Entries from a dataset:
** begin **

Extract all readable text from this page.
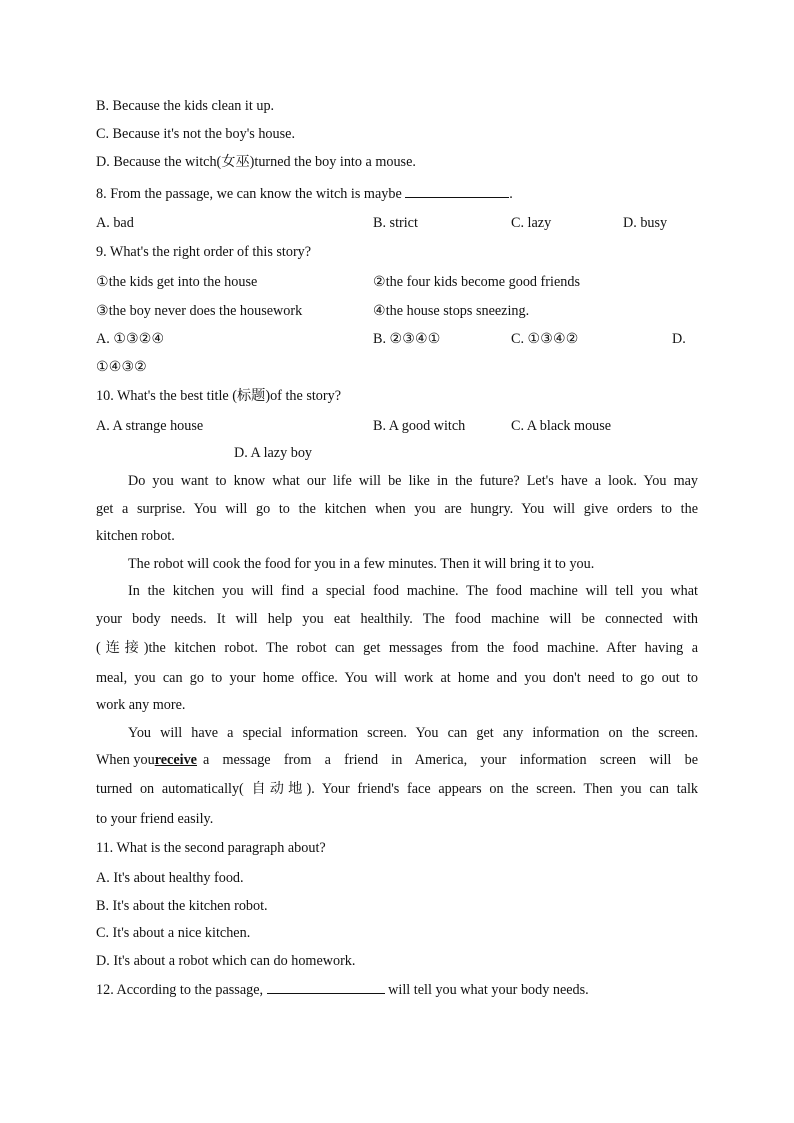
B. Because the kids clean it up.
C. Because it's not the boy's house.
D. Because the witch(女巫)turned the boy into a mouse.
8. From the passage, we can know the witch is maybe	.
A. bad	B. strict	C. lazy	D. busy
9. What's the right order of this story?
①the kids get into the house	②the four kids become good friends
③the boy never does the housework	④the house stops sneezing.
A. ①③②④	B. ②③④①	C. ①③④②	D.
①④③②
10. What's the best title (标题)of the story?
A. A strange house	B. A good witch	C. A black mouse
D. A lazy boy
Do you want to know what our life will be like in the future? Let's have a look. You may
get a surprise. You will go to the kitchen when you are hungry. You will give orders to the
kitchen robot.
The robot will cook the food for you in a few minutes. Then it will bring it to you.
In the kitchen you will find a special food machine. The food machine will tell you what
your body needs. It will help you eat healthily. The food machine will be connected with
(连接)the kitchen robot. The robot can get messages from the food machine. After having a
meal, you can go to your home office. You will work at home and you don't need to go out to
work any more.
You will have a special information screen. You can get any information on the screen.
When you receive a message from a friend in America, your information screen will be
turned on automatically( 自动地). Your friend's face appears on the screen. Then you can talk
to your friend easily.
11. What is the second paragraph about?
A. It's about healthy food.
B. It's about the kitchen robot.
C. It's about a nice kitchen.
D. It's about a robot which can do homework.
12. According to the passage,	will tell you what your body needs.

** end **

Exercise requirements:
Transcribe the material exactly, and leave out whatever pictures it holds.

Right answer:
Extract all readable text from this page.
B. Because the kids clean it up.
C. Because it's not the boy's house.
D. Because the witch(女巫)turned the boy into a mouse.
8. From the passage, we can know the witch is maybe	.
A. bad	B. strict	C. lazy	D. busy
9. What's the right order of this story?
①the kids get into the house	②the four kids become good friends
③the boy never does the housework	④the house stops sneezing.
A. ①③②④	B. ②③④①	C. ①③④②	D.
①④③②
10. What's the best title (标题)of the story?
A. A strange house	B. A good witch	C. A black mouse
D. A lazy boy
Do you want to know what our life will be like in the future? Let's have a look. You may
get a surprise. You will go to the kitchen when you are hungry. You will give orders to the
kitchen robot.
The robot will cook the food for you in a few minutes. Then it will bring it to you.
In the kitchen you will find a special food machine. The food machine will tell you what
your body needs. It will help you eat healthily. The food machine will be connected with
(连接)the kitchen robot. The robot can get messages from the food machine. After having a
meal, you can go to your home office. You will work at home and you don't need to go out to
work any more.
You will have a special information screen. You can get any information on the screen.
When you receive a message from a friend in America, your information screen will be
turned on automatically( 自动地). Your friend's face appears on the screen. Then you can talk
to your friend easily.
11. What is the second paragraph about?
A. It's about healthy food.
B. It's about the kitchen robot.
C. It's about a nice kitchen.
D. It's about a robot which can do homework.
12. According to the passage,	will tell you what your body needs.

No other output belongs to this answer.